• GOAL OF THE EXERCISE:
Copy the line with "Parse this screenshot: output" and all lines following it through the last line of the entries, exactly as written.

################

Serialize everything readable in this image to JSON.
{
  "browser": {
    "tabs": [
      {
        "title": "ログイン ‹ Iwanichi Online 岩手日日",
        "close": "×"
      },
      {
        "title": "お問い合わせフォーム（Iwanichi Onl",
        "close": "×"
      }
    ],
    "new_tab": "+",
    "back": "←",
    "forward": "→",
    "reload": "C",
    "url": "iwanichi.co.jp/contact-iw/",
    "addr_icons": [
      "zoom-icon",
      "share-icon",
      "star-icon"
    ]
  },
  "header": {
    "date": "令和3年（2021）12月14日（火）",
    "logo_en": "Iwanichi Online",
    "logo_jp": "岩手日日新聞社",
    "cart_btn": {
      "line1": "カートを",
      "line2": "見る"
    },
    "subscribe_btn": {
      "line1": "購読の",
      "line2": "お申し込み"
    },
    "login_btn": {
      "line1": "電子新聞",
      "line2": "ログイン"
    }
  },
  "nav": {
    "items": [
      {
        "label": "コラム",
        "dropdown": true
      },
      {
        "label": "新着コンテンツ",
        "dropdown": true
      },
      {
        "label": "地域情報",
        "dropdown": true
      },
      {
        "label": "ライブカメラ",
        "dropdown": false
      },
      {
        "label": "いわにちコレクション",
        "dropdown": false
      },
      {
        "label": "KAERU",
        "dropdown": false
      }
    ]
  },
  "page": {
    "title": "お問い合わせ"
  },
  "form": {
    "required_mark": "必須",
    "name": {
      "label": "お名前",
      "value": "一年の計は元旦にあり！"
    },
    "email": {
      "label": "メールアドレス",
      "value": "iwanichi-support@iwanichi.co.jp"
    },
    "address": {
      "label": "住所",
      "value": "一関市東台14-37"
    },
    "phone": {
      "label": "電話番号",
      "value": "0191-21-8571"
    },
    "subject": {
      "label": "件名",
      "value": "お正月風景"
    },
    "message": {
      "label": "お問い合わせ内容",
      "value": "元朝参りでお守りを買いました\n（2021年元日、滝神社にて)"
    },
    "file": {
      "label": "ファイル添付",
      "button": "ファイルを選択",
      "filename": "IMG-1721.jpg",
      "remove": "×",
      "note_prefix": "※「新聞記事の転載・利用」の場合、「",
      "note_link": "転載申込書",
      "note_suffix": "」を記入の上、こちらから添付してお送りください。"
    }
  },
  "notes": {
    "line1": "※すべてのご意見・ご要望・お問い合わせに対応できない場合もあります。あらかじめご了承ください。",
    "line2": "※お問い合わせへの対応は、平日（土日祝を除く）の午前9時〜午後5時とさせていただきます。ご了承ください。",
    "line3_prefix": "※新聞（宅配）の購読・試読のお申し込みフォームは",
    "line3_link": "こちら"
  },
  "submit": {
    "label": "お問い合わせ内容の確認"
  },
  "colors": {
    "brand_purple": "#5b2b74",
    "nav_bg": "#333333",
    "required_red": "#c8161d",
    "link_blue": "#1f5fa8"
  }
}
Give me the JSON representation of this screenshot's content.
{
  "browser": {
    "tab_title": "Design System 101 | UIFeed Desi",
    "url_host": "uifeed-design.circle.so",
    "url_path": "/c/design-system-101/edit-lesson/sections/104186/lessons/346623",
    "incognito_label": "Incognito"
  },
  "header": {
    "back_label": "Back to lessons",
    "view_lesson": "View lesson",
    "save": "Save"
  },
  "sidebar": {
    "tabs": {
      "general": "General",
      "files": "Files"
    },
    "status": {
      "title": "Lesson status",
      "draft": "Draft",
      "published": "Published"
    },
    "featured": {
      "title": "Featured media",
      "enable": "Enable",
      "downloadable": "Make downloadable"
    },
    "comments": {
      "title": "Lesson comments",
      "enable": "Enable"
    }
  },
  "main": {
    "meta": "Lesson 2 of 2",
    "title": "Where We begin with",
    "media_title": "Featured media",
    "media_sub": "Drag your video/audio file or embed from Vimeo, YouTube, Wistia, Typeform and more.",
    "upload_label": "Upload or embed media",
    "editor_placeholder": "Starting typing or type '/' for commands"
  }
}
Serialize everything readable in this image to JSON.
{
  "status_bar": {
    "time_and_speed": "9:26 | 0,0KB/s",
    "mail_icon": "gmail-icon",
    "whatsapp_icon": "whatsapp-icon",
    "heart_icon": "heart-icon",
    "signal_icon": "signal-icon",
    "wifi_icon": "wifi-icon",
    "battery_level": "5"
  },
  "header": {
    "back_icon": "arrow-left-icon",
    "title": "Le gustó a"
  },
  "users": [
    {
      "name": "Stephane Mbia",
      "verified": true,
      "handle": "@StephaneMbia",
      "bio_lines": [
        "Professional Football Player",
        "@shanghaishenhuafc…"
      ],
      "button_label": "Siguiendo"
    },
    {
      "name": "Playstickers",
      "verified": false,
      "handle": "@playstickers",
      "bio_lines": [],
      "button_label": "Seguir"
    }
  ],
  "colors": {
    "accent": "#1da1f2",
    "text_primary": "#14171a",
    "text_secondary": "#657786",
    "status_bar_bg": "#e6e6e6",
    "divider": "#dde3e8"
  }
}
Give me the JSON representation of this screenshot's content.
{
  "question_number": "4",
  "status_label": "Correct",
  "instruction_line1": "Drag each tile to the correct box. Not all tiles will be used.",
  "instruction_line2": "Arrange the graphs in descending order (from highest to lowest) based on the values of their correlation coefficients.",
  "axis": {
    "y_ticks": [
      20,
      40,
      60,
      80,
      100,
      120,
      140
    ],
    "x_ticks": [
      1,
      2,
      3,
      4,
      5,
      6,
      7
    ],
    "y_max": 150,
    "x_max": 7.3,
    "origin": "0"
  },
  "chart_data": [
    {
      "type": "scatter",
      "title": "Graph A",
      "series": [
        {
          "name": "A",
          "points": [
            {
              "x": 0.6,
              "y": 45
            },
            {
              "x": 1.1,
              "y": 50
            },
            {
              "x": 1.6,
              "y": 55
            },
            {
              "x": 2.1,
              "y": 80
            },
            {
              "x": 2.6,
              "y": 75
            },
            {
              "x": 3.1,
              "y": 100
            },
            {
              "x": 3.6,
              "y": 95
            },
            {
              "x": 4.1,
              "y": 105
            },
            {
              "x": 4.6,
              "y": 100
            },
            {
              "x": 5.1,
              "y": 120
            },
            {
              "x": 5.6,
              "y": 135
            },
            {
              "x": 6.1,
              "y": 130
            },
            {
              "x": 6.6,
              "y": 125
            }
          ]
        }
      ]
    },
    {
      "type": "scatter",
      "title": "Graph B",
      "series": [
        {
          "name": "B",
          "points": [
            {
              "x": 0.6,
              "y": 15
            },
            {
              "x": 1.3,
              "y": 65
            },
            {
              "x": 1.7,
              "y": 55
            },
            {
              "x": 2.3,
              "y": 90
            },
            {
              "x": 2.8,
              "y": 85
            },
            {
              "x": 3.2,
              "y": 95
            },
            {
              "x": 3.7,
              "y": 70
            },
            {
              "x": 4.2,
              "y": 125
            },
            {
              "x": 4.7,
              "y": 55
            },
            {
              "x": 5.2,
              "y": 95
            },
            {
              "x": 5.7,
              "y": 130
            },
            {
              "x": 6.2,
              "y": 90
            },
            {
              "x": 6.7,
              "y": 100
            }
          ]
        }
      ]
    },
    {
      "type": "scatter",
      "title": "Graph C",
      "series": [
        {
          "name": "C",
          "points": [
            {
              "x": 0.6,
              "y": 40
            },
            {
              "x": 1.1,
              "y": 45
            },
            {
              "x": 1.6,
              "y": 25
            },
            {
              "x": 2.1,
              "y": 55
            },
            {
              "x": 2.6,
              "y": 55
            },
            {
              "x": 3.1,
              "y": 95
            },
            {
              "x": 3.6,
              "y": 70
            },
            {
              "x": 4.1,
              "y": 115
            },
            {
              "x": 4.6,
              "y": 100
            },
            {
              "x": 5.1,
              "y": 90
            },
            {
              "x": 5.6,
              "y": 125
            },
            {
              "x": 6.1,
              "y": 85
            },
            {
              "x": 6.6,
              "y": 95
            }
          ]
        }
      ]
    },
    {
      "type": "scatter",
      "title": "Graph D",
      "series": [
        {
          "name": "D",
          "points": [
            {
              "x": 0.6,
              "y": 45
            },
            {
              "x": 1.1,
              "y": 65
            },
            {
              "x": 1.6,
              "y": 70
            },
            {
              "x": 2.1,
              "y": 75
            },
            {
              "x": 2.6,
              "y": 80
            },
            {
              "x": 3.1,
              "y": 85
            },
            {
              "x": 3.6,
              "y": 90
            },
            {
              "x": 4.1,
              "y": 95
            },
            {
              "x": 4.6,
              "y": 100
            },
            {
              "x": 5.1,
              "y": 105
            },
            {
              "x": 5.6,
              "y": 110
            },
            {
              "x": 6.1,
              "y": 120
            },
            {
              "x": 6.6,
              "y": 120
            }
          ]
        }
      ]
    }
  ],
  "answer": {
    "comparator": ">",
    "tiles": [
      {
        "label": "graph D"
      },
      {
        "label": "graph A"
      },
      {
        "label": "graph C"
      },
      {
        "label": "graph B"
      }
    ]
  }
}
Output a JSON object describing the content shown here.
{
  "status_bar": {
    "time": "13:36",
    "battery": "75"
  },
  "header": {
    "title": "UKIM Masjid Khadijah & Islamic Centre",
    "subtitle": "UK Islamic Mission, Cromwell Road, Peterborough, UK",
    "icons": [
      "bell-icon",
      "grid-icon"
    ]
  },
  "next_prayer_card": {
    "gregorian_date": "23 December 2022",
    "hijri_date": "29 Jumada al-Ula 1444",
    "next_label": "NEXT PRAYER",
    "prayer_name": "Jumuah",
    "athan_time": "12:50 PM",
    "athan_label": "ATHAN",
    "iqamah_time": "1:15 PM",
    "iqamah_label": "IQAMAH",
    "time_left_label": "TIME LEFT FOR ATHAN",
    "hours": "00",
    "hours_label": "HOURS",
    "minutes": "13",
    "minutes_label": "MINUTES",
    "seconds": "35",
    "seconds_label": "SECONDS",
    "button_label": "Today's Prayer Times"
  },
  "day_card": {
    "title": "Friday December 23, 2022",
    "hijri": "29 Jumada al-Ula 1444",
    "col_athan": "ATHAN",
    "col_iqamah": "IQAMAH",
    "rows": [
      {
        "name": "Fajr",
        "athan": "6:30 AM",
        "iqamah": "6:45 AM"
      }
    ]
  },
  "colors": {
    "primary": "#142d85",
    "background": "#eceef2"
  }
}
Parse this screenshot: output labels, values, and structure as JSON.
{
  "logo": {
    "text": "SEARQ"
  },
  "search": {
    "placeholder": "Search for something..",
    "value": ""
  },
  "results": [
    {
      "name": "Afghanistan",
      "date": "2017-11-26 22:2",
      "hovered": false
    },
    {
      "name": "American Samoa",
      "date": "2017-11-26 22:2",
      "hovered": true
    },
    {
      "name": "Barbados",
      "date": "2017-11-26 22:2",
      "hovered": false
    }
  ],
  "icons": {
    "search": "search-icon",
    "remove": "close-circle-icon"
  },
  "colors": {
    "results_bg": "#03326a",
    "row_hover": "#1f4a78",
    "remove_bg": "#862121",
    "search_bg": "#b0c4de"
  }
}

################

• SOLUTION TO THIS TASK:
Parse this screenshot: output labels, values, and structure as JSON.
{
  "logo": {
    "text": "SEARQ"
  },
  "search": {
    "placeholder": "Search for something..",
    "value": ""
  },
  "results": [
    {
      "name": "Afghanistan",
      "date": "2017-11-26 22:2",
      "hovered": false
    },
    {
      "name": "American Samoa",
      "date": "2017-11-26 22:2",
      "hovered": true
    },
    {
      "name": "Barbados",
      "date": "2017-11-26 22:2",
      "hovered": false
    }
  ],
  "icons": {
    "search": "search-icon",
    "remove": "close-circle-icon"
  },
  "colors": {
    "results_bg": "#03326a",
    "row_hover": "#1f4a78",
    "remove_bg": "#862121",
    "search_bg": "#b0c4de"
  }
}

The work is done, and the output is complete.